→ **MATERIALS PROVIDED**:
========

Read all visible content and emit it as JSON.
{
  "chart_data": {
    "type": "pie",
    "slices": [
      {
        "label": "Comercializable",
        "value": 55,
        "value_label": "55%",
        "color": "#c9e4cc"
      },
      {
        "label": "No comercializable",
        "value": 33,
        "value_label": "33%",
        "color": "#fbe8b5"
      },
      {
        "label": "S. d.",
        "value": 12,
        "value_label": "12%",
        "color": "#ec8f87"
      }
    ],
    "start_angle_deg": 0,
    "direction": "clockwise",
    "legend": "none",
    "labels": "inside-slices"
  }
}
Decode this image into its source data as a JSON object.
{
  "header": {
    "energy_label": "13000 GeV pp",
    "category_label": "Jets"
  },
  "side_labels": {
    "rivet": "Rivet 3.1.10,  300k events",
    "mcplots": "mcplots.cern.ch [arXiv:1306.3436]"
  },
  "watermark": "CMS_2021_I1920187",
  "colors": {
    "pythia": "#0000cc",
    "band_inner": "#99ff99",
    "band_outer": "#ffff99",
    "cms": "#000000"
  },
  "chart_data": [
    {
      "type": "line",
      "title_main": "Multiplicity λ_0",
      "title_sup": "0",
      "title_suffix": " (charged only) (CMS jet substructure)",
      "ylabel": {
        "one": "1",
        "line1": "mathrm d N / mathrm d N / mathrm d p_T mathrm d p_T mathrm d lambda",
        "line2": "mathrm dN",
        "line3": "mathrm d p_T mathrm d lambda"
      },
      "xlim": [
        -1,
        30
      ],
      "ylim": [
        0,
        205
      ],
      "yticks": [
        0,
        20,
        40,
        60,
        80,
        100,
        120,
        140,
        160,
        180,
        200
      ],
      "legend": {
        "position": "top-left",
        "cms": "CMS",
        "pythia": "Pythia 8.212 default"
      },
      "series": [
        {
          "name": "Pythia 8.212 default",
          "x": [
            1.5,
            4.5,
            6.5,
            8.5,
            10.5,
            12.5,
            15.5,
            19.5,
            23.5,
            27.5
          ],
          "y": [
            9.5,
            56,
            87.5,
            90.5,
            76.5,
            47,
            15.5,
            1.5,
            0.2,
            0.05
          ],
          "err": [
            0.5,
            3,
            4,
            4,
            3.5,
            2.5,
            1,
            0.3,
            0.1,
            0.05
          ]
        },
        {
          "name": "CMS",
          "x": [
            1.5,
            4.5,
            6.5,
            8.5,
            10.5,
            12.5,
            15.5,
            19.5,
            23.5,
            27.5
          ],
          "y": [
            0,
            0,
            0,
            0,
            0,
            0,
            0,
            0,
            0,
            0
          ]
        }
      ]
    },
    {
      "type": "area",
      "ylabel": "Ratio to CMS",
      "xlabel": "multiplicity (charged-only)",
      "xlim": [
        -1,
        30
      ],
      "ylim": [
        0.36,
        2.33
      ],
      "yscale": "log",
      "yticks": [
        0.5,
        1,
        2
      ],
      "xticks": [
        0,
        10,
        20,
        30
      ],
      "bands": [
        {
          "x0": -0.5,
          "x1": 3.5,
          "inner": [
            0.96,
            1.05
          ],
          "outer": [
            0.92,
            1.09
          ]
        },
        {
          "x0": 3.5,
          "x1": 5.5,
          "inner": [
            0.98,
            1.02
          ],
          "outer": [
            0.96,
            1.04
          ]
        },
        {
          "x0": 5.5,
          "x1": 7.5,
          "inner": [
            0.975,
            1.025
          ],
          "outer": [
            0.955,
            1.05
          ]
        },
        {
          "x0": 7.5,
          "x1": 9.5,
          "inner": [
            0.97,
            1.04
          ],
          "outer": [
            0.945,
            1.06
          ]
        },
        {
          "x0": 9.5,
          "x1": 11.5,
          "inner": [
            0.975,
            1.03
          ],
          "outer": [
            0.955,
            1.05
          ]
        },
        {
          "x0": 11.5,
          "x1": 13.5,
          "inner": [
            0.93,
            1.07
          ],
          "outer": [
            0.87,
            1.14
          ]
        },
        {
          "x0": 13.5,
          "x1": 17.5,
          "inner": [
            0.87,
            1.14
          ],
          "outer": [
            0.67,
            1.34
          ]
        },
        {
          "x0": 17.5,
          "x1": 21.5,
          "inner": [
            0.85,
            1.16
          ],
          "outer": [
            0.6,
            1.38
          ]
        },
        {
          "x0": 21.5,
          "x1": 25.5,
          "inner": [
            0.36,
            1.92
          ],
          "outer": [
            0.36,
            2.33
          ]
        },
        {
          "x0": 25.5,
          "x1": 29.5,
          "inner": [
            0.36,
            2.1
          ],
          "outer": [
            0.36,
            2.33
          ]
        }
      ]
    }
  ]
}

========

→ **DIRECTION**: Extract the whole listing, character for character.

→ **TASK ANSWER**:
Read all visible content and emit it as JSON.
{
  "chart_data": {
    "type": "pie",
    "slices": [
      {
        "label": "Comercializable",
        "value": 55,
        "value_label": "55%",
        "color": "#c9e4cc"
      },
      {
        "label": "No comercializable",
        "value": 33,
        "value_label": "33%",
        "color": "#fbe8b5"
      },
      {
        "label": "S. d.",
        "value": 12,
        "value_label": "12%",
        "color": "#ec8f87"
      }
    ],
    "start_angle_deg": 0,
    "direction": "clockwise",
    "legend": "none",
    "labels": "inside-slices"
  }
}
Decode this image into its source data as a JSON object.
{
  "header": {
    "energy_label": "13000 GeV pp",
    "category_label": "Jets"
  },
  "side_labels": {
    "rivet": "Rivet 3.1.10,  300k events",
    "mcplots": "mcplots.cern.ch [arXiv:1306.3436]"
  },
  "watermark": "CMS_2021_I1920187",
  "colors": {
    "pythia": "#0000cc",
    "band_inner": "#99ff99",
    "band_outer": "#ffff99",
    "cms": "#000000"
  },
  "chart_data": [
    {
      "type": "line",
      "title_main": "Multiplicity λ_0",
      "title_sup": "0",
      "title_suffix": " (charged only) (CMS jet substructure)",
      "ylabel": {
        "one": "1",
        "line1": "mathrm d N / mathrm d N / mathrm d p_T mathrm d p_T mathrm d lambda",
        "line2": "mathrm dN",
        "line3": "mathrm d p_T mathrm d lambda"
      },
      "xlim": [
        -1,
        30
      ],
      "ylim": [
        0,
        205
      ],
      "yticks": [
        0,
        20,
        40,
        60,
        80,
        100,
        120,
        140,
        160,
        180,
        200
      ],
      "legend": {
        "position": "top-left",
        "cms": "CMS",
        "pythia": "Pythia 8.212 default"
      },
      "series": [
        {
          "name": "Pythia 8.212 default",
          "x": [
            1.5,
            4.5,
            6.5,
            8.5,
            10.5,
            12.5,
            15.5,
            19.5,
            23.5,
            27.5
          ],
          "y": [
            9.5,
            56,
            87.5,
            90.5,
            76.5,
            47,
            15.5,
            1.5,
            0.2,
            0.05
          ],
          "err": [
            0.5,
            3,
            4,
            4,
            3.5,
            2.5,
            1,
            0.3,
            0.1,
            0.05
          ]
        },
        {
          "name": "CMS",
          "x": [
            1.5,
            4.5,
            6.5,
            8.5,
            10.5,
            12.5,
            15.5,
            19.5,
            23.5,
            27.5
          ],
          "y": [
            0,
            0,
            0,
            0,
            0,
            0,
            0,
            0,
            0,
            0
          ]
        }
      ]
    },
    {
      "type": "area",
      "ylabel": "Ratio to CMS",
      "xlabel": "multiplicity (charged-only)",
      "xlim": [
        -1,
        30
      ],
      "ylim": [
        0.36,
        2.33
      ],
      "yscale": "log",
      "yticks": [
        0.5,
        1,
        2
      ],
      "xticks": [
        0,
        10,
        20,
        30
      ],
      "bands": [
        {
          "x0": -0.5,
          "x1": 3.5,
          "inner": [
            0.96,
            1.05
          ],
          "outer": [
            0.92,
            1.09
          ]
        },
        {
          "x0": 3.5,
          "x1": 5.5,
          "inner": [
            0.98,
            1.02
          ],
          "outer": [
            0.96,
            1.04
          ]
        },
        {
          "x0": 5.5,
          "x1": 7.5,
          "inner": [
            0.975,
            1.025
          ],
          "outer": [
            0.955,
            1.05
          ]
        },
        {
          "x0": 7.5,
          "x1": 9.5,
          "inner": [
            0.97,
            1.04
          ],
          "outer": [
            0.945,
            1.06
          ]
        },
        {
          "x0": 9.5,
          "x1": 11.5,
          "inner": [
            0.975,
            1.03
          ],
          "outer": [
            0.955,
            1.05
          ]
        },
        {
          "x0": 11.5,
          "x1": 13.5,
          "inner": [
            0.93,
            1.07
          ],
          "outer": [
            0.87,
            1.14
          ]
        },
        {
          "x0": 13.5,
          "x1": 17.5,
          "inner": [
            0.87,
            1.14
          ],
          "outer": [
            0.67,
            1.34
          ]
        },
        {
          "x0": 17.5,
          "x1": 21.5,
          "inner": [
            0.85,
            1.16
          ],
          "outer": [
            0.6,
            1.38
          ]
        },
        {
          "x0": 21.5,
          "x1": 25.5,
          "inner": [
            0.36,
            1.92
          ],
          "outer": [
            0.36,
            2.33
          ]
        },
        {
          "x0": 25.5,
          "x1": 29.5,
          "inner": [
            0.36,
            2.1
          ],
          "outer": [
            0.36,
            2.33
          ]
        }
      ]
    }
  ]
}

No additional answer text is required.